[START OF Task inputs]

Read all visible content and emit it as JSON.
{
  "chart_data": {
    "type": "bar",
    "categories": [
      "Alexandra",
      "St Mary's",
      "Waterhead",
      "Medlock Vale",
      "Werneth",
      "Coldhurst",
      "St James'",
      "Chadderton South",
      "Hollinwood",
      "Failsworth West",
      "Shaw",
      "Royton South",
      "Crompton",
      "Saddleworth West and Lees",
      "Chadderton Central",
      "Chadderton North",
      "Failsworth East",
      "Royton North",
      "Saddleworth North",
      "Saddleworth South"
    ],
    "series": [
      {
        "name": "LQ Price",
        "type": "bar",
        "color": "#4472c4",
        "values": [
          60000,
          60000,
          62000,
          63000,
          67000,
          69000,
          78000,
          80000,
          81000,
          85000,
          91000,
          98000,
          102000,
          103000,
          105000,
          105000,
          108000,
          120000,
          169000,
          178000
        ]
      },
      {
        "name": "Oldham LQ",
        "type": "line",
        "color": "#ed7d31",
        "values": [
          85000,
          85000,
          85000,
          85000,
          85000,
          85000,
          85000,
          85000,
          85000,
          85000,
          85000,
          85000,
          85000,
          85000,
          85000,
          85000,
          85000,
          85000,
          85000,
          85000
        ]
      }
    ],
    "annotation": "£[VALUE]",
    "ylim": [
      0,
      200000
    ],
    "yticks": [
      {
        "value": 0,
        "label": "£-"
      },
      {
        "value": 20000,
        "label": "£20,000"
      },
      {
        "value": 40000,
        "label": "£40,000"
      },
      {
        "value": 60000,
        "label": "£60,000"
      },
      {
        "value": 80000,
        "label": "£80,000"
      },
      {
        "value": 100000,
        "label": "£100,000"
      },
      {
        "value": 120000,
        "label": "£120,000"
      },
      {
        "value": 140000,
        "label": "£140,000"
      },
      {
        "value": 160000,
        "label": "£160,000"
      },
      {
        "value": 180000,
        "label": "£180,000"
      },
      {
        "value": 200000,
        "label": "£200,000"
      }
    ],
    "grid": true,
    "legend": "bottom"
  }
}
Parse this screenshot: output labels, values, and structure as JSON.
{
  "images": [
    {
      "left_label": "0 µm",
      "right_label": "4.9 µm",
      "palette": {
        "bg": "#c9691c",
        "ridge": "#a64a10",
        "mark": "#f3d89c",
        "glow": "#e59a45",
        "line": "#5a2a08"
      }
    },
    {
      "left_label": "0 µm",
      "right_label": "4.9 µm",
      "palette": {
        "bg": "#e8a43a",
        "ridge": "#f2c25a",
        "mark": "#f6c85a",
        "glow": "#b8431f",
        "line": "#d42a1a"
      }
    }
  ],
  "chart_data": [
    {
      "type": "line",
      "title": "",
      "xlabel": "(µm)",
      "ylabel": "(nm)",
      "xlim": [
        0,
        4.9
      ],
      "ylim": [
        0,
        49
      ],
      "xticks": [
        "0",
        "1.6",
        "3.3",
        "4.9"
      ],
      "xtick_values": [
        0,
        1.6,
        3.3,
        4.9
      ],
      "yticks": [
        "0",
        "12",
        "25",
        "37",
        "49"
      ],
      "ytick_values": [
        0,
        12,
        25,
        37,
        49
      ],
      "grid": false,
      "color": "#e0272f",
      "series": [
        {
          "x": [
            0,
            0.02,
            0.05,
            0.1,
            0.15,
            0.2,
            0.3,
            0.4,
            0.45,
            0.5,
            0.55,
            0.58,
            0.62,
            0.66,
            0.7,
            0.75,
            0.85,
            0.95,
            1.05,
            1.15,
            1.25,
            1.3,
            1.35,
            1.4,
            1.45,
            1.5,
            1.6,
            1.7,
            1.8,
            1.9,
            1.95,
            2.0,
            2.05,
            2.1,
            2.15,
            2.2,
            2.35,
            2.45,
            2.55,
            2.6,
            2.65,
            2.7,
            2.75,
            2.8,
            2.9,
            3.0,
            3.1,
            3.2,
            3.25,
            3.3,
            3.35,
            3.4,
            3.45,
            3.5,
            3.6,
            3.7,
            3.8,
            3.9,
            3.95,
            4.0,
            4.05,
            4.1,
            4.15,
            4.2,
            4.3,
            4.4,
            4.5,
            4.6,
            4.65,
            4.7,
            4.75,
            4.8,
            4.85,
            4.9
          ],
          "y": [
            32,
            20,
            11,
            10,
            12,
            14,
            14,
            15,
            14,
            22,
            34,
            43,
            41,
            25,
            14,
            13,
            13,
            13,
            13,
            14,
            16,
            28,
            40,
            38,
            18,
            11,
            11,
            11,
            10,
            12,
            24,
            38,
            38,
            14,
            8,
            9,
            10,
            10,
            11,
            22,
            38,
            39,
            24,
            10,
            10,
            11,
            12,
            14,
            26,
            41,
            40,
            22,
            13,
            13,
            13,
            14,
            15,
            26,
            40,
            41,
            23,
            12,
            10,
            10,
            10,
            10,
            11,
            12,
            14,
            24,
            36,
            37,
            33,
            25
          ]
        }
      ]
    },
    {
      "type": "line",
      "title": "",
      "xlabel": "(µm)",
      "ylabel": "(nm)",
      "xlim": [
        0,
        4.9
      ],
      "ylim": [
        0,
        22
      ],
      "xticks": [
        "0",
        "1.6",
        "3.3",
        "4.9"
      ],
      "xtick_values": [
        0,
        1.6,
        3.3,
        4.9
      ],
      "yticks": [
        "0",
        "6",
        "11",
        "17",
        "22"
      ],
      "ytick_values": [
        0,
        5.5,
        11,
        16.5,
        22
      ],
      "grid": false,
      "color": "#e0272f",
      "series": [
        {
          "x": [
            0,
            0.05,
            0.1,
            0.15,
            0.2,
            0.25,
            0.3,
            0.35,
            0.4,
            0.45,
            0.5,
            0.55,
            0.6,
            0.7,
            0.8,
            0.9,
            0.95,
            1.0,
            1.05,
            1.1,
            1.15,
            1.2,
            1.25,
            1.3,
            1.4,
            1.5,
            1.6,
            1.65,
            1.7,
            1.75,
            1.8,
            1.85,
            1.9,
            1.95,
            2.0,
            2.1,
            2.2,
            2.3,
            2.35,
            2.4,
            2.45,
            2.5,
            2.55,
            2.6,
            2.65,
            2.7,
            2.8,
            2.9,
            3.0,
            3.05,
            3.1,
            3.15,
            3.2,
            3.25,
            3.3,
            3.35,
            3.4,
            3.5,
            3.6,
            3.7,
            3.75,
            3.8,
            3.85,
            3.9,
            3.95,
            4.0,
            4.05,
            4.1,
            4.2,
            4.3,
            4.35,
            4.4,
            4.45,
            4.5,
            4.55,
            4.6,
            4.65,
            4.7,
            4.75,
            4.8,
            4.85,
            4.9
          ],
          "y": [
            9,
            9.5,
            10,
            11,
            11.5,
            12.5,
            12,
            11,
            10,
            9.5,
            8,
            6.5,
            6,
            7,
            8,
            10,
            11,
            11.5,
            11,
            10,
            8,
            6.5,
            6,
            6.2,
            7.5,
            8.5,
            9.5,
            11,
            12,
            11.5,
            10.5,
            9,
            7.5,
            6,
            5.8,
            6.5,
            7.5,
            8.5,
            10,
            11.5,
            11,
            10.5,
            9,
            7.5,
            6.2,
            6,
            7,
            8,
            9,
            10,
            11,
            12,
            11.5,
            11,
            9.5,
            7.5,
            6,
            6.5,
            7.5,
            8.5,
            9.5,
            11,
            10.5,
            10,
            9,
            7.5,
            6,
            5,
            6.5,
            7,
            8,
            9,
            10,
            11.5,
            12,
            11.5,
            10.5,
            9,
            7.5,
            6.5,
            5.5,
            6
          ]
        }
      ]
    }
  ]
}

[END OF Task inputs]

**Task to carry out**: Produce an exact copy of every entry above.

**Written solution**:
Read all visible content and emit it as JSON.
{
  "chart_data": {
    "type": "bar",
    "categories": [
      "Alexandra",
      "St Mary's",
      "Waterhead",
      "Medlock Vale",
      "Werneth",
      "Coldhurst",
      "St James'",
      "Chadderton South",
      "Hollinwood",
      "Failsworth West",
      "Shaw",
      "Royton South",
      "Crompton",
      "Saddleworth West and Lees",
      "Chadderton Central",
      "Chadderton North",
      "Failsworth East",
      "Royton North",
      "Saddleworth North",
      "Saddleworth South"
    ],
    "series": [
      {
        "name": "LQ Price",
        "type": "bar",
        "color": "#4472c4",
        "values": [
          60000,
          60000,
          62000,
          63000,
          67000,
          69000,
          78000,
          80000,
          81000,
          85000,
          91000,
          98000,
          102000,
          103000,
          105000,
          105000,
          108000,
          120000,
          169000,
          178000
        ]
      },
      {
        "name": "Oldham LQ",
        "type": "line",
        "color": "#ed7d31",
        "values": [
          85000,
          85000,
          85000,
          85000,
          85000,
          85000,
          85000,
          85000,
          85000,
          85000,
          85000,
          85000,
          85000,
          85000,
          85000,
          85000,
          85000,
          85000,
          85000,
          85000
        ]
      }
    ],
    "annotation": "£[VALUE]",
    "ylim": [
      0,
      200000
    ],
    "yticks": [
      {
        "value": 0,
        "label": "£-"
      },
      {
        "value": 20000,
        "label": "£20,000"
      },
      {
        "value": 40000,
        "label": "£40,000"
      },
      {
        "value": 60000,
        "label": "£60,000"
      },
      {
        "value": 80000,
        "label": "£80,000"
      },
      {
        "value": 100000,
        "label": "£100,000"
      },
      {
        "value": 120000,
        "label": "£120,000"
      },
      {
        "value": 140000,
        "label": "£140,000"
      },
      {
        "value": 160000,
        "label": "£160,000"
      },
      {
        "value": 180000,
        "label": "£180,000"
      },
      {
        "value": 200000,
        "label": "£200,000"
      }
    ],
    "grid": true,
    "legend": "bottom"
  }
}
Parse this screenshot: output labels, values, and structure as JSON.
{
  "images": [
    {
      "left_label": "0 µm",
      "right_label": "4.9 µm",
      "palette": {
        "bg": "#c9691c",
        "ridge": "#a64a10",
        "mark": "#f3d89c",
        "glow": "#e59a45",
        "line": "#5a2a08"
      }
    },
    {
      "left_label": "0 µm",
      "right_label": "4.9 µm",
      "palette": {
        "bg": "#e8a43a",
        "ridge": "#f2c25a",
        "mark": "#f6c85a",
        "glow": "#b8431f",
        "line": "#d42a1a"
      }
    }
  ],
  "chart_data": [
    {
      "type": "line",
      "title": "",
      "xlabel": "(µm)",
      "ylabel": "(nm)",
      "xlim": [
        0,
        4.9
      ],
      "ylim": [
        0,
        49
      ],
      "xticks": [
        "0",
        "1.6",
        "3.3",
        "4.9"
      ],
      "xtick_values": [
        0,
        1.6,
        3.3,
        4.9
      ],
      "yticks": [
        "0",
        "12",
        "25",
        "37",
        "49"
      ],
      "ytick_values": [
        0,
        12,
        25,
        37,
        49
      ],
      "grid": false,
      "color": "#e0272f",
      "series": [
        {
          "x": [
            0,
            0.02,
            0.05,
            0.1,
            0.15,
            0.2,
            0.3,
            0.4,
            0.45,
            0.5,
            0.55,
            0.58,
            0.62,
            0.66,
            0.7,
            0.75,
            0.85,
            0.95,
            1.05,
            1.15,
            1.25,
            1.3,
            1.35,
            1.4,
            1.45,
            1.5,
            1.6,
            1.7,
            1.8,
            1.9,
            1.95,
            2.0,
            2.05,
            2.1,
            2.15,
            2.2,
            2.35,
            2.45,
            2.55,
            2.6,
            2.65,
            2.7,
            2.75,
            2.8,
            2.9,
            3.0,
            3.1,
            3.2,
            3.25,
            3.3,
            3.35,
            3.4,
            3.45,
            3.5,
            3.6,
            3.7,
            3.8,
            3.9,
            3.95,
            4.0,
            4.05,
            4.1,
            4.15,
            4.2,
            4.3,
            4.4,
            4.5,
            4.6,
            4.65,
            4.7,
            4.75,
            4.8,
            4.85,
            4.9
          ],
          "y": [
            32,
            20,
            11,
            10,
            12,
            14,
            14,
            15,
            14,
            22,
            34,
            43,
            41,
            25,
            14,
            13,
            13,
            13,
            13,
            14,
            16,
            28,
            40,
            38,
            18,
            11,
            11,
            11,
            10,
            12,
            24,
            38,
            38,
            14,
            8,
            9,
            10,
            10,
            11,
            22,
            38,
            39,
            24,
            10,
            10,
            11,
            12,
            14,
            26,
            41,
            40,
            22,
            13,
            13,
            13,
            14,
            15,
            26,
            40,
            41,
            23,
            12,
            10,
            10,
            10,
            10,
            11,
            12,
            14,
            24,
            36,
            37,
            33,
            25
          ]
        }
      ]
    },
    {
      "type": "line",
      "title": "",
      "xlabel": "(µm)",
      "ylabel": "(nm)",
      "xlim": [
        0,
        4.9
      ],
      "ylim": [
        0,
        22
      ],
      "xticks": [
        "0",
        "1.6",
        "3.3",
        "4.9"
      ],
      "xtick_values": [
        0,
        1.6,
        3.3,
        4.9
      ],
      "yticks": [
        "0",
        "6",
        "11",
        "17",
        "22"
      ],
      "ytick_values": [
        0,
        5.5,
        11,
        16.5,
        22
      ],
      "grid": false,
      "color": "#e0272f",
      "series": [
        {
          "x": [
            0,
            0.05,
            0.1,
            0.15,
            0.2,
            0.25,
            0.3,
            0.35,
            0.4,
            0.45,
            0.5,
            0.55,
            0.6,
            0.7,
            0.8,
            0.9,
            0.95,
            1.0,
            1.05,
            1.1,
            1.15,
            1.2,
            1.25,
            1.3,
            1.4,
            1.5,
            1.6,
            1.65,
            1.7,
            1.75,
            1.8,
            1.85,
            1.9,
            1.95,
            2.0,
            2.1,
            2.2,
            2.3,
            2.35,
            2.4,
            2.45,
            2.5,
            2.55,
            2.6,
            2.65,
            2.7,
            2.8,
            2.9,
            3.0,
            3.05,
            3.1,
            3.15,
            3.2,
            3.25,
            3.3,
            3.35,
            3.4,
            3.5,
            3.6,
            3.7,
            3.75,
            3.8,
            3.85,
            3.9,
            3.95,
            4.0,
            4.05,
            4.1,
            4.2,
            4.3,
            4.35,
            4.4,
            4.45,
            4.5,
            4.55,
            4.6,
            4.65,
            4.7,
            4.75,
            4.8,
            4.85,
            4.9
          ],
          "y": [
            9,
            9.5,
            10,
            11,
            11.5,
            12.5,
            12,
            11,
            10,
            9.5,
            8,
            6.5,
            6,
            7,
            8,
            10,
            11,
            11.5,
            11,
            10,
            8,
            6.5,
            6,
            6.2,
            7.5,
            8.5,
            9.5,
            11,
            12,
            11.5,
            10.5,
            9,
            7.5,
            6,
            5.8,
            6.5,
            7.5,
            8.5,
            10,
            11.5,
            11,
            10.5,
            9,
            7.5,
            6.2,
            6,
            7,
            8,
            9,
            10,
            11,
            12,
            11.5,
            11,
            9.5,
            7.5,
            6,
            6.5,
            7.5,
            8.5,
            9.5,
            11,
            10.5,
            10,
            9,
            7.5,
            6,
            5,
            6.5,
            7,
            8,
            9,
            10,
            11.5,
            12,
            11.5,
            10.5,
            9,
            7.5,
            6.5,
            5.5,
            6
          ]
        }
      ]
    }
  ]
}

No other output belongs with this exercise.